▶ **RECORDS SHOWN**
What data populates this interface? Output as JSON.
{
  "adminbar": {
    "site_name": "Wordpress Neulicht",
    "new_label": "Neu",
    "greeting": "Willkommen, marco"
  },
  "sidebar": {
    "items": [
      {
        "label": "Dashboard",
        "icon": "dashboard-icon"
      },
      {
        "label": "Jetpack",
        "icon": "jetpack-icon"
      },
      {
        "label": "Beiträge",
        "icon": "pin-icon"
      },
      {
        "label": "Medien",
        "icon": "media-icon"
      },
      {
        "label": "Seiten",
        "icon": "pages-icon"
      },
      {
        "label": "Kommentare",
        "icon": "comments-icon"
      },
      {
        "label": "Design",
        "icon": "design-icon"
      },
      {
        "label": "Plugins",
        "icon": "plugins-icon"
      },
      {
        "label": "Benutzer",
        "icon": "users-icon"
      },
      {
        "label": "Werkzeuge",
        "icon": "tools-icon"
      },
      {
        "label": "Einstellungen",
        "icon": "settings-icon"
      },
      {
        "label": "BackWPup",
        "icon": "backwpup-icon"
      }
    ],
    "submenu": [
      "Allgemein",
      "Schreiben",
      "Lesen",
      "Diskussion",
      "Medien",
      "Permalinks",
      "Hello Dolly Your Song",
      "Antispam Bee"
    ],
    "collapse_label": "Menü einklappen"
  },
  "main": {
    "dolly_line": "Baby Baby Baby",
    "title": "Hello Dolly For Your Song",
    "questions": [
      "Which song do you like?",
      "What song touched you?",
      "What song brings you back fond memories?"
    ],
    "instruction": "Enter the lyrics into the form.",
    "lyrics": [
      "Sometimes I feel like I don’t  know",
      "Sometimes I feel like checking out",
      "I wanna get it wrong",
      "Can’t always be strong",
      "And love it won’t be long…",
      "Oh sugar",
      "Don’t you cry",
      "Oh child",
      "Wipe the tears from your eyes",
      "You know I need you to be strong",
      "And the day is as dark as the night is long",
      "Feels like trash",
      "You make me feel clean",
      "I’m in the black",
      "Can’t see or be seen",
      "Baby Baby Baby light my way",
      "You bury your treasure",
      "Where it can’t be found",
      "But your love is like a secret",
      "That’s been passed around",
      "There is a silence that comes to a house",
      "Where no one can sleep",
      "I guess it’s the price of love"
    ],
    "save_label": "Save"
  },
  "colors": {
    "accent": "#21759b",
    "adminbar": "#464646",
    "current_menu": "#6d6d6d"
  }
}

▶ **SET TASK**
Reproduce the full set of records precisely.

▶ **EXERCISE RESPONSE**
What data populates this interface? Output as JSON.
{
  "adminbar": {
    "site_name": "Wordpress Neulicht",
    "new_label": "Neu",
    "greeting": "Willkommen, marco"
  },
  "sidebar": {
    "items": [
      {
        "label": "Dashboard",
        "icon": "dashboard-icon"
      },
      {
        "label": "Jetpack",
        "icon": "jetpack-icon"
      },
      {
        "label": "Beiträge",
        "icon": "pin-icon"
      },
      {
        "label": "Medien",
        "icon": "media-icon"
      },
      {
        "label": "Seiten",
        "icon": "pages-icon"
      },
      {
        "label": "Kommentare",
        "icon": "comments-icon"
      },
      {
        "label": "Design",
        "icon": "design-icon"
      },
      {
        "label": "Plugins",
        "icon": "plugins-icon"
      },
      {
        "label": "Benutzer",
        "icon": "users-icon"
      },
      {
        "label": "Werkzeuge",
        "icon": "tools-icon"
      },
      {
        "label": "Einstellungen",
        "icon": "settings-icon"
      },
      {
        "label": "BackWPup",
        "icon": "backwpup-icon"
      }
    ],
    "submenu": [
      "Allgemein",
      "Schreiben",
      "Lesen",
      "Diskussion",
      "Medien",
      "Permalinks",
      "Hello Dolly Your Song",
      "Antispam Bee"
    ],
    "collapse_label": "Menü einklappen"
  },
  "main": {
    "dolly_line": "Baby Baby Baby",
    "title": "Hello Dolly For Your Song",
    "questions": [
      "Which song do you like?",
      "What song touched you?",
      "What song brings you back fond memories?"
    ],
    "instruction": "Enter the lyrics into the form.",
    "lyrics": [
      "Sometimes I feel like I don’t  know",
      "Sometimes I feel like checking out",
      "I wanna get it wrong",
      "Can’t always be strong",
      "And love it won’t be long…",
      "Oh sugar",
      "Don’t you cry",
      "Oh child",
      "Wipe the tears from your eyes",
      "You know I need you to be strong",
      "And the day is as dark as the night is long",
      "Feels like trash",
      "You make me feel clean",
      "I’m in the black",
      "Can’t see or be seen",
      "Baby Baby Baby light my way",
      "You bury your treasure",
      "Where it can’t be found",
      "But your love is like a secret",
      "That’s been passed around",
      "There is a silence that comes to a house",
      "Where no one can sleep",
      "I guess it’s the price of love"
    ],
    "save_label": "Save"
  },
  "colors": {
    "accent": "#21759b",
    "adminbar": "#464646",
    "current_menu": "#6d6d6d"
  }
}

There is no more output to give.